Available records =>

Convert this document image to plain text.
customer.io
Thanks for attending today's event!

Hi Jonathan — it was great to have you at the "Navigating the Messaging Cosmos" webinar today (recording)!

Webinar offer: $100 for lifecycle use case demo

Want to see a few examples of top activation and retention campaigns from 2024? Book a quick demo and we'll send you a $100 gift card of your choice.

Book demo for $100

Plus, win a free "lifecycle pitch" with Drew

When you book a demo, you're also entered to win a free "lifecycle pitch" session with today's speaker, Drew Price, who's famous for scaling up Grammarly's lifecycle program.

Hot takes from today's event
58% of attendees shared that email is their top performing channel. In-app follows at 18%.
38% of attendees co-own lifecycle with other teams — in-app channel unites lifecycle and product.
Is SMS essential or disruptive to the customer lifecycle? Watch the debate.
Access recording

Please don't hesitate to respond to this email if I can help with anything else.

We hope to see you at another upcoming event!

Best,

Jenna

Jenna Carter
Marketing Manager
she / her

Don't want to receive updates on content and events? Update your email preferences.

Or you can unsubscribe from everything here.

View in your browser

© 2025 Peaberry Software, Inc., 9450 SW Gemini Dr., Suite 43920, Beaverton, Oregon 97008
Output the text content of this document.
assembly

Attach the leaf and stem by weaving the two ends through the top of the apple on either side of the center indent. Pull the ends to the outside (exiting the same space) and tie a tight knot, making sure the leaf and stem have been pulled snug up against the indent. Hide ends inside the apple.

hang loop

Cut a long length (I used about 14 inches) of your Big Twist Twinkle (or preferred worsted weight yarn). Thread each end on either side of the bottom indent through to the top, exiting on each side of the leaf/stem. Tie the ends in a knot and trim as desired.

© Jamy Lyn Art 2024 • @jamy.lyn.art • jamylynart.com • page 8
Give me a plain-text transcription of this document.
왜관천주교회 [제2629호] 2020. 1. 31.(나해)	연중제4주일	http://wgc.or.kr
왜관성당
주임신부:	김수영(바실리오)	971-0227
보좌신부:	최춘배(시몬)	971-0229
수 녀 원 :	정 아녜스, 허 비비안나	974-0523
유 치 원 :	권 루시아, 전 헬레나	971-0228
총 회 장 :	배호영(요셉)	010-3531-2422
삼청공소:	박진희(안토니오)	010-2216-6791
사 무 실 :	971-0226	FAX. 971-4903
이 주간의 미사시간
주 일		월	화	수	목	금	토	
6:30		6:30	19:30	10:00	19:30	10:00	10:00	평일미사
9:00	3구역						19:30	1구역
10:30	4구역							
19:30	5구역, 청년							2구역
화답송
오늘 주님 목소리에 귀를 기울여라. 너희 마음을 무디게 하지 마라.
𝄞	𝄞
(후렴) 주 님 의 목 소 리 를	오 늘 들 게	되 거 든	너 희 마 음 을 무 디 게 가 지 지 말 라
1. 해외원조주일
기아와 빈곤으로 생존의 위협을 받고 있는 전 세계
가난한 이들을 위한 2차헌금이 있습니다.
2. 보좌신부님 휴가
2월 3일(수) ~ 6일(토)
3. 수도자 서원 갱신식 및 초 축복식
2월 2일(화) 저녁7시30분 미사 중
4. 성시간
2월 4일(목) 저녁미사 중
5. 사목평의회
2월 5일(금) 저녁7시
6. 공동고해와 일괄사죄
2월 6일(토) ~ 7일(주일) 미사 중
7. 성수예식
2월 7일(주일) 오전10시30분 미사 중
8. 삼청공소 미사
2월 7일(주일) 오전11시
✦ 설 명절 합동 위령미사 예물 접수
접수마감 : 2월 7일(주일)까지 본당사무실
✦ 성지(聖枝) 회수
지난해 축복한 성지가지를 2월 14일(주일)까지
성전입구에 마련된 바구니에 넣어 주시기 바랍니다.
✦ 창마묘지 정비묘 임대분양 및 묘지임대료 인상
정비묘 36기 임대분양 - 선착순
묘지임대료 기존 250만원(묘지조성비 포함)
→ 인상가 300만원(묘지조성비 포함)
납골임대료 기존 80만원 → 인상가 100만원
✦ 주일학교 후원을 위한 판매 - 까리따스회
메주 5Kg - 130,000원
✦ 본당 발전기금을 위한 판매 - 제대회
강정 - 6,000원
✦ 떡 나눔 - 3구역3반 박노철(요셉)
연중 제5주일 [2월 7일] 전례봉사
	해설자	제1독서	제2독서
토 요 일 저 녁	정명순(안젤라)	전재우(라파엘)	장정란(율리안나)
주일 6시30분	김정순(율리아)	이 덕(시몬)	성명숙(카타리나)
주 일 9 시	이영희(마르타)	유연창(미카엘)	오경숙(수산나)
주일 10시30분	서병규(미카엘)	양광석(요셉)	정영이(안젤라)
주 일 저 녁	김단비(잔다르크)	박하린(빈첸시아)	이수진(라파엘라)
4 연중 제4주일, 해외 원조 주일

What you will do =>
All the data must be duplicated exactly, with nothing added or removed.

Finished task =>
Convert this document image to plain text.
customer.io
Thanks for attending today's event!

Hi Jonathan — it was great to have you at the "Navigating the Messaging Cosmos" webinar today (recording)!

Webinar offer: $100 for lifecycle use case demo

Want to see a few examples of top activation and retention campaigns from 2024? Book a quick demo and we'll send you a $100 gift card of your choice.

Book demo for $100

Plus, win a free "lifecycle pitch" with Drew

When you book a demo, you're also entered to win a free "lifecycle pitch" session with today's speaker, Drew Price, who's famous for scaling up Grammarly's lifecycle program.

Hot takes from today's event
58% of attendees shared that email is their top performing channel. In-app follows at 18%.
38% of attendees co-own lifecycle with other teams — in-app channel unites lifecycle and product.
Is SMS essential or disruptive to the customer lifecycle? Watch the debate.
Access recording

Please don't hesitate to respond to this email if I can help with anything else.

We hope to see you at another upcoming event!

Best,

Jenna

Jenna Carter
Marketing Manager
she / her

Don't want to receive updates on content and events? Update your email preferences.

Or you can unsubscribe from everything here.

View in your browser

© 2025 Peaberry Software, Inc., 9450 SW Gemini Dr., Suite 43920, Beaverton, Oregon 97008
Output the text content of this document.
assembly

Attach the leaf and stem by weaving the two ends through the top of the apple on either side of the center indent. Pull the ends to the outside (exiting the same space) and tie a tight knot, making sure the leaf and stem have been pulled snug up against the indent. Hide ends inside the apple.

hang loop

Cut a long length (I used about 14 inches) of your Big Twist Twinkle (or preferred worsted weight yarn). Thread each end on either side of the bottom indent through to the top, exiting on each side of the leaf/stem. Tie the ends in a knot and trim as desired.

© Jamy Lyn Art 2024 • @jamy.lyn.art • jamylynart.com • page 8
Give me a plain-text transcription of this document.
왜관천주교회 [제2629호] 2020. 1. 31.(나해)	연중제4주일	http://wgc.or.kr
왜관성당
주임신부:	김수영(바실리오)	971-0227
보좌신부:	최춘배(시몬)	971-0229
수 녀 원 :	정 아녜스, 허 비비안나	974-0523
유 치 원 :	권 루시아, 전 헬레나	971-0228
총 회 장 :	배호영(요셉)	010-3531-2422
삼청공소:	박진희(안토니오)	010-2216-6791
사 무 실 :	971-0226	FAX. 971-4903
이 주간의 미사시간
주 일		월	화	수	목	금	토	
6:30		6:30	19:30	10:00	19:30	10:00	10:00	평일미사
9:00	3구역						19:30	1구역
10:30	4구역							
19:30	5구역, 청년							2구역
화답송
오늘 주님 목소리에 귀를 기울여라. 너희 마음을 무디게 하지 마라.
𝄞	𝄞
(후렴) 주 님 의 목 소 리 를	오 늘 들 게	되 거 든	너 희 마 음 을 무 디 게 가 지 지 말 라
1. 해외원조주일
기아와 빈곤으로 생존의 위협을 받고 있는 전 세계
가난한 이들을 위한 2차헌금이 있습니다.
2. 보좌신부님 휴가
2월 3일(수) ~ 6일(토)
3. 수도자 서원 갱신식 및 초 축복식
2월 2일(화) 저녁7시30분 미사 중
4. 성시간
2월 4일(목) 저녁미사 중
5. 사목평의회
2월 5일(금) 저녁7시
6. 공동고해와 일괄사죄
2월 6일(토) ~ 7일(주일) 미사 중
7. 성수예식
2월 7일(주일) 오전10시30분 미사 중
8. 삼청공소 미사
2월 7일(주일) 오전11시
✦ 설 명절 합동 위령미사 예물 접수
접수마감 : 2월 7일(주일)까지 본당사무실
✦ 성지(聖枝) 회수
지난해 축복한 성지가지를 2월 14일(주일)까지
성전입구에 마련된 바구니에 넣어 주시기 바랍니다.
✦ 창마묘지 정비묘 임대분양 및 묘지임대료 인상
정비묘 36기 임대분양 - 선착순
묘지임대료 기존 250만원(묘지조성비 포함)
→ 인상가 300만원(묘지조성비 포함)
납골임대료 기존 80만원 → 인상가 100만원
✦ 주일학교 후원을 위한 판매 - 까리따스회
메주 5Kg - 130,000원
✦ 본당 발전기금을 위한 판매 - 제대회
강정 - 6,000원
✦ 떡 나눔 - 3구역3반 박노철(요셉)
연중 제5주일 [2월 7일] 전례봉사
	해설자	제1독서	제2독서
토 요 일 저 녁	정명순(안젤라)	전재우(라파엘)	장정란(율리안나)
주일 6시30분	김정순(율리아)	이 덕(시몬)	성명숙(카타리나)
주 일 9 시	이영희(마르타)	유연창(미카엘)	오경숙(수산나)
주일 10시30분	서병규(미카엘)	양광석(요셉)	정영이(안젤라)
주 일 저 녁	김단비(잔다르크)	박하린(빈첸시아)	이수진(라파엘라)
4 연중 제4주일, 해외 원조 주일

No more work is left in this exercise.